• Chart and figure data
################

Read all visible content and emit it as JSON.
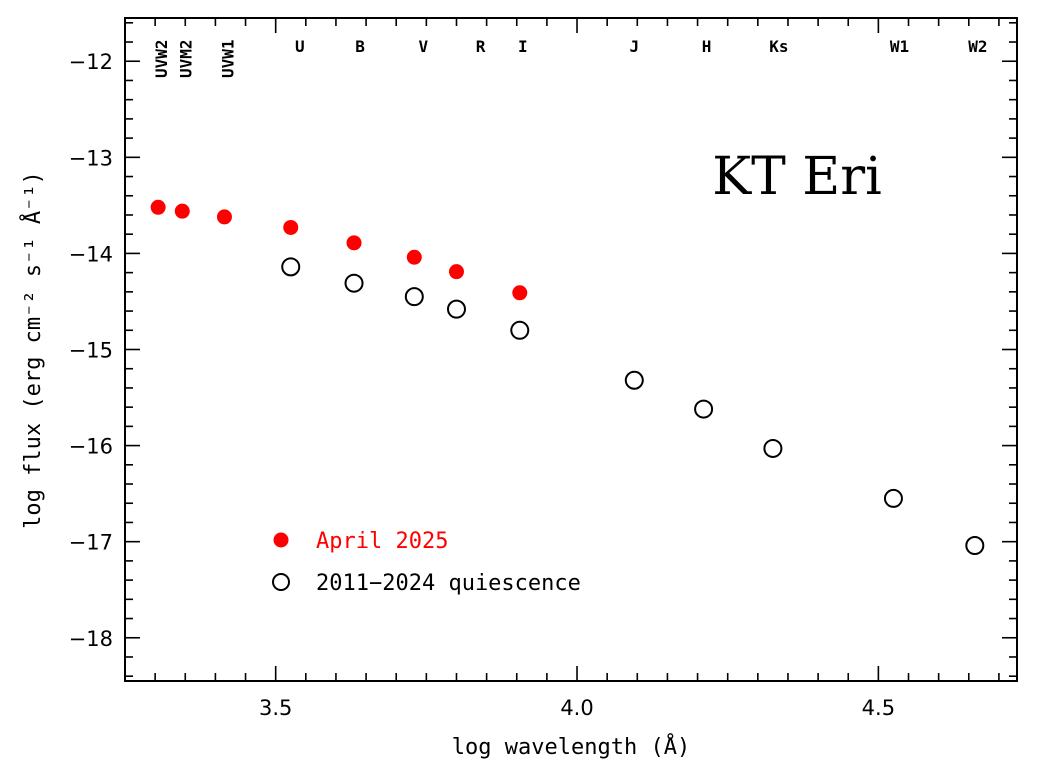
{
  "chart_data": {
    "type": "scatter",
    "object_label": "KT Eri",
    "xlabel": "log wavelength (Å)",
    "ylabel": "log flux (erg cm⁻² s⁻¹ Å⁻¹)",
    "xlim": [
      3.25,
      4.73
    ],
    "ylim": [
      -18.45,
      -11.55
    ],
    "x_ticks": [
      3.5,
      4.0,
      4.5
    ],
    "y_ticks": [
      -12,
      -13,
      -14,
      -15,
      -16,
      -17,
      -18
    ],
    "bands": [
      {
        "label": "UVW2",
        "x": 3.31,
        "vertical": true
      },
      {
        "label": "UVM2",
        "x": 3.35,
        "vertical": true
      },
      {
        "label": "UVW1",
        "x": 3.42,
        "vertical": true
      },
      {
        "label": "U",
        "x": 3.54,
        "vertical": false
      },
      {
        "label": "B",
        "x": 3.64,
        "vertical": false
      },
      {
        "label": "V",
        "x": 3.745,
        "vertical": false
      },
      {
        "label": "R",
        "x": 3.84,
        "vertical": false
      },
      {
        "label": "I",
        "x": 3.91,
        "vertical": false
      },
      {
        "label": "J",
        "x": 4.095,
        "vertical": false
      },
      {
        "label": "H",
        "x": 4.215,
        "vertical": false
      },
      {
        "label": "Ks",
        "x": 4.335,
        "vertical": false
      },
      {
        "label": "W1",
        "x": 4.535,
        "vertical": false
      },
      {
        "label": "W2",
        "x": 4.665,
        "vertical": false
      }
    ],
    "series": [
      {
        "name": "April 2025",
        "color": "#ff0000",
        "marker": "filled-circle",
        "points": [
          {
            "x": 3.305,
            "y": -13.52
          },
          {
            "x": 3.345,
            "y": -13.56
          },
          {
            "x": 3.415,
            "y": -13.62
          },
          {
            "x": 3.525,
            "y": -13.73
          },
          {
            "x": 3.63,
            "y": -13.89
          },
          {
            "x": 3.73,
            "y": -14.04
          },
          {
            "x": 3.8,
            "y": -14.19
          },
          {
            "x": 3.905,
            "y": -14.41
          }
        ]
      },
      {
        "name": "2011−2024 quiescence",
        "color": "#000000",
        "marker": "open-circle",
        "points": [
          {
            "x": 3.525,
            "y": -14.14
          },
          {
            "x": 3.63,
            "y": -14.31
          },
          {
            "x": 3.73,
            "y": -14.45
          },
          {
            "x": 3.8,
            "y": -14.58
          },
          {
            "x": 3.905,
            "y": -14.8
          },
          {
            "x": 4.095,
            "y": -15.32
          },
          {
            "x": 4.21,
            "y": -15.62
          },
          {
            "x": 4.325,
            "y": -16.03
          },
          {
            "x": 4.525,
            "y": -16.55
          },
          {
            "x": 4.66,
            "y": -17.04
          }
        ]
      }
    ],
    "legend_position": "bottom-left",
    "grid": false
  }
}
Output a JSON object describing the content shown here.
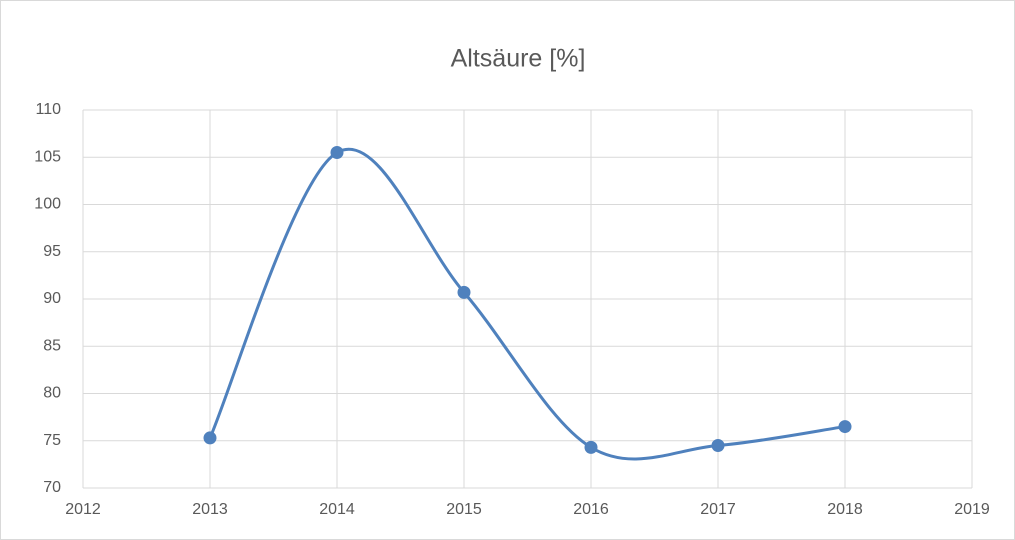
{
  "chart_data": {
    "type": "scatter",
    "title": "Altsäure [%]",
    "series": [
      {
        "color": "#4f81bd",
        "x": [
          2013,
          2014,
          2015,
          2016,
          2017,
          2018
        ],
        "values": [
          75.3,
          105.5,
          90.7,
          74.3,
          74.5,
          76.5
        ]
      }
    ],
    "smooth": true,
    "xlim": [
      2012,
      2019
    ],
    "xticks": [
      2012,
      2013,
      2014,
      2015,
      2016,
      2017,
      2018,
      2019
    ],
    "ylim": [
      70,
      110
    ],
    "yticks": [
      70,
      75,
      80,
      85,
      90,
      95,
      100,
      105,
      110
    ],
    "grid": true
  }
}
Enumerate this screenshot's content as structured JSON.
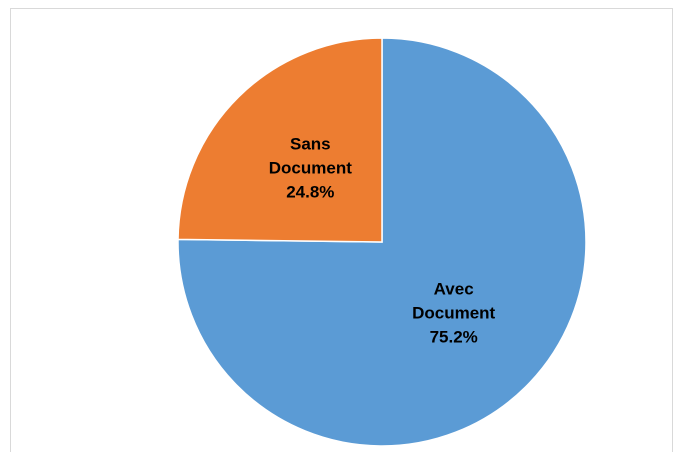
{
  "chart_data": {
    "type": "pie",
    "categories": [
      "Avec Document",
      "Sans Document"
    ],
    "values": [
      75.2,
      24.8
    ],
    "value_labels": [
      "75.2%",
      "24.8%"
    ],
    "colors": [
      "#5b9bd5",
      "#ed7d31"
    ]
  }
}
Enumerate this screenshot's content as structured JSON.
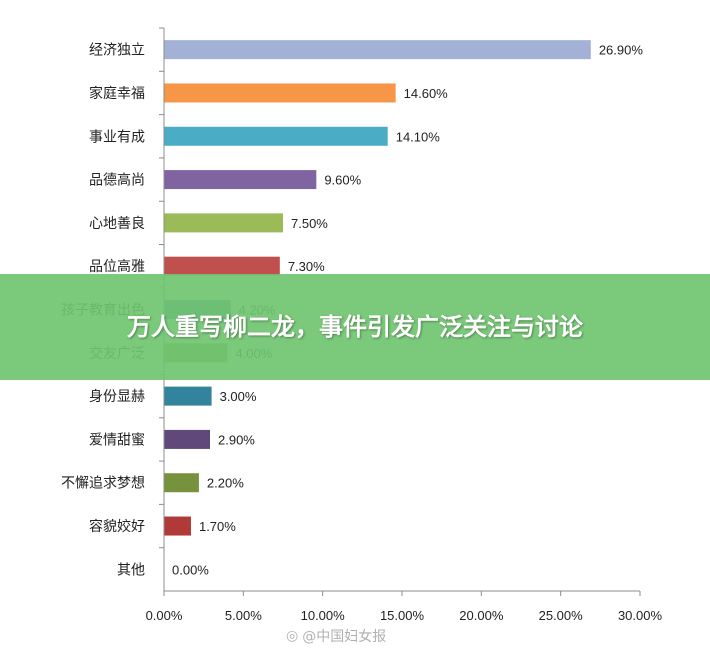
{
  "headline": "万人重写柳二龙，事件引发广泛关注与讨论",
  "watermark": {
    "icon": "weibo-icon",
    "text": "@中国妇女报"
  },
  "chart_data": {
    "type": "bar",
    "orientation": "horizontal",
    "categories": [
      "经济独立",
      "家庭幸福",
      "事业有成",
      "品德高尚",
      "心地善良",
      "品位高雅",
      "孩子教育出色",
      "交友广泛",
      "身份显赫",
      "爱情甜蜜",
      "不懈追求梦想",
      "容貌姣好",
      "其他"
    ],
    "values": [
      26.9,
      14.6,
      14.1,
      9.6,
      7.5,
      7.3,
      4.2,
      4.0,
      3.0,
      2.9,
      2.2,
      1.7,
      0.0
    ],
    "value_labels": [
      "26.90%",
      "14.60%",
      "14.10%",
      "9.60%",
      "7.50%",
      "7.30%",
      "4.20%",
      "4.00%",
      "3.00%",
      "2.90%",
      "2.20%",
      "1.70%",
      "0.00%"
    ],
    "colors": [
      "#A3B1D6",
      "#F79646",
      "#4BACC6",
      "#8064A2",
      "#9BBB59",
      "#C0504D",
      "#4F81BD",
      "#77A33F",
      "#31849B",
      "#60497A",
      "#76923C",
      "#B03A38",
      "#A3B1D6"
    ],
    "xticks": [
      "0.00%",
      "5.00%",
      "10.00%",
      "15.00%",
      "20.00%",
      "25.00%",
      "30.00%"
    ],
    "xlim": [
      0,
      30
    ],
    "grid": false,
    "legend": "none"
  }
}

################

• What the task requires
The records above must be echoed exactly, minus their pictures.

• Task solution
Read all visible content and emit it as JSON.
{
  "chart_data": {
    "type": "scatter",
    "object_label": "KT Eri",
    "xlabel": "log wavelength (Å)",
    "ylabel": "log flux (erg cm⁻² s⁻¹ Å⁻¹)",
    "xlim": [
      3.25,
      4.73
    ],
    "ylim": [
      -18.45,
      -11.55
    ],
    "x_ticks": [
      3.5,
      4.0,
      4.5
    ],
    "y_ticks": [
      -12,
      -13,
      -14,
      -15,
      -16,
      -17,
      -18
    ],
    "bands": [
      {
        "label": "UVW2",
        "x": 3.31,
        "vertical": true
      },
      {
        "label": "UVM2",
        "x": 3.35,
        "vertical": true
      },
      {
        "label": "UVW1",
        "x": 3.42,
        "vertical": true
      },
      {
        "label": "U",
        "x": 3.54,
        "vertical": false
      },
      {
        "label": "B",
        "x": 3.64,
        "vertical": false
      },
      {
        "label": "V",
        "x": 3.745,
        "vertical": false
      },
      {
        "label": "R",
        "x": 3.84,
        "vertical": false
      },
      {
        "label": "I",
        "x": 3.91,
        "vertical": false
      },
      {
        "label": "J",
        "x": 4.095,
        "vertical": false
      },
      {
        "label": "H",
        "x": 4.215,
        "vertical": false
      },
      {
        "label": "Ks",
        "x": 4.335,
        "vertical": false
      },
      {
        "label": "W1",
        "x": 4.535,
        "vertical": false
      },
      {
        "label": "W2",
        "x": 4.665,
        "vertical": false
      }
    ],
    "series": [
      {
        "name": "April 2025",
        "color": "#ff0000",
        "marker": "filled-circle",
        "points": [
          {
            "x": 3.305,
            "y": -13.52
          },
          {
            "x": 3.345,
            "y": -13.56
          },
          {
            "x": 3.415,
            "y": -13.62
          },
          {
            "x": 3.525,
            "y": -13.73
          },
          {
            "x": 3.63,
            "y": -13.89
          },
          {
            "x": 3.73,
            "y": -14.04
          },
          {
            "x": 3.8,
            "y": -14.19
          },
          {
            "x": 3.905,
            "y": -14.41
          }
        ]
      },
      {
        "name": "2011−2024 quiescence",
        "color": "#000000",
        "marker": "open-circle",
        "points": [
          {
            "x": 3.525,
            "y": -14.14
          },
          {
            "x": 3.63,
            "y": -14.31
          },
          {
            "x": 3.73,
            "y": -14.45
          },
          {
            "x": 3.8,
            "y": -14.58
          },
          {
            "x": 3.905,
            "y": -14.8
          },
          {
            "x": 4.095,
            "y": -15.32
          },
          {
            "x": 4.21,
            "y": -15.62
          },
          {
            "x": 4.325,
            "y": -16.03
          },
          {
            "x": 4.525,
            "y": -16.55
          },
          {
            "x": 4.66,
            "y": -17.04
          }
        ]
      }
    ],
    "legend_position": "bottom-left",
    "grid": false
  }
}
Output a JSON object describing the content shown here.
{
  "chart_data": {
    "type": "scatter",
    "title": "Altsäure [%]",
    "series": [
      {
        "color": "#4f81bd",
        "x": [
          2013,
          2014,
          2015,
          2016,
          2017,
          2018
        ],
        "values": [
          75.3,
          105.5,
          90.7,
          74.3,
          74.5,
          76.5
        ]
      }
    ],
    "smooth": true,
    "xlim": [
      2012,
      2019
    ],
    "xticks": [
      2012,
      2013,
      2014,
      2015,
      2016,
      2017,
      2018,
      2019
    ],
    "ylim": [
      70,
      110
    ],
    "yticks": [
      70,
      75,
      80,
      85,
      90,
      95,
      100,
      105,
      110
    ],
    "grid": true
  }
}
Enumerate this screenshot's content as structured JSON.
{
  "chart_data": {
    "type": "pie",
    "categories": [
      "Avec Document",
      "Sans Document"
    ],
    "values": [
      75.2,
      24.8
    ],
    "value_labels": [
      "75.2%",
      "24.8%"
    ],
    "colors": [
      "#5b9bd5",
      "#ed7d31"
    ]
  }
}
Enumerate this screenshot's content as structured JSON.
{
  "headline": "万人重写柳二龙，事件引发广泛关注与讨论",
  "watermark": {
    "icon": "weibo-icon",
    "text": "@中国妇女报"
  },
  "chart_data": {
    "type": "bar",
    "orientation": "horizontal",
    "categories": [
      "经济独立",
      "家庭幸福",
      "事业有成",
      "品德高尚",
      "心地善良",
      "品位高雅",
      "孩子教育出色",
      "交友广泛",
      "身份显赫",
      "爱情甜蜜",
      "不懈追求梦想",
      "容貌姣好",
      "其他"
    ],
    "values": [
      26.9,
      14.6,
      14.1,
      9.6,
      7.5,
      7.3,
      4.2,
      4.0,
      3.0,
      2.9,
      2.2,
      1.7,
      0.0
    ],
    "value_labels": [
      "26.90%",
      "14.60%",
      "14.10%",
      "9.60%",
      "7.50%",
      "7.30%",
      "4.20%",
      "4.00%",
      "3.00%",
      "2.90%",
      "2.20%",
      "1.70%",
      "0.00%"
    ],
    "colors": [
      "#A3B1D6",
      "#F79646",
      "#4BACC6",
      "#8064A2",
      "#9BBB59",
      "#C0504D",
      "#4F81BD",
      "#77A33F",
      "#31849B",
      "#60497A",
      "#76923C",
      "#B03A38",
      "#A3B1D6"
    ],
    "xticks": [
      "0.00%",
      "5.00%",
      "10.00%",
      "15.00%",
      "20.00%",
      "25.00%",
      "30.00%"
    ],
    "xlim": [
      0,
      30
    ],
    "grid": false,
    "legend": "none"
  }
}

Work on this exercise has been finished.